SET TASK: Give the entries again, word for word.
** BEGIN **
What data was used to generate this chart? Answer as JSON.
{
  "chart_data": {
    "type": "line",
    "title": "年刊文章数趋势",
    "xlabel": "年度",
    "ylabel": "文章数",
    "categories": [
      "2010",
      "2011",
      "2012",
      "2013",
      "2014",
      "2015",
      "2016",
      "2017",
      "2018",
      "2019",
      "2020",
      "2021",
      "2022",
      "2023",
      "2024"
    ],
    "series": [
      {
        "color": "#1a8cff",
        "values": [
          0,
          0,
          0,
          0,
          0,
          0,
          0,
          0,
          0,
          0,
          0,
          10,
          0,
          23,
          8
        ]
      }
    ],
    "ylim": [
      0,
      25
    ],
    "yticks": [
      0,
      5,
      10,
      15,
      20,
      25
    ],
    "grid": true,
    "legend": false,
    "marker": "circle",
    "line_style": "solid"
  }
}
** END **
FINISHED TASK:
What data was used to generate this chart? Answer as JSON.
{
  "chart_data": {
    "type": "line",
    "title": "年刊文章数趋势",
    "xlabel": "年度",
    "ylabel": "文章数",
    "categories": [
      "2010",
      "2011",
      "2012",
      "2013",
      "2014",
      "2015",
      "2016",
      "2017",
      "2018",
      "2019",
      "2020",
      "2021",
      "2022",
      "2023",
      "2024"
    ],
    "series": [
      {
        "color": "#1a8cff",
        "values": [
          0,
          0,
          0,
          0,
          0,
          0,
          0,
          0,
          0,
          0,
          0,
          10,
          0,
          23,
          8
        ]
      }
    ],
    "ylim": [
      0,
      25
    ],
    "yticks": [
      0,
      5,
      10,
      15,
      20,
      25
    ],
    "grid": true,
    "legend": false,
    "marker": "circle",
    "line_style": "solid"
  }
}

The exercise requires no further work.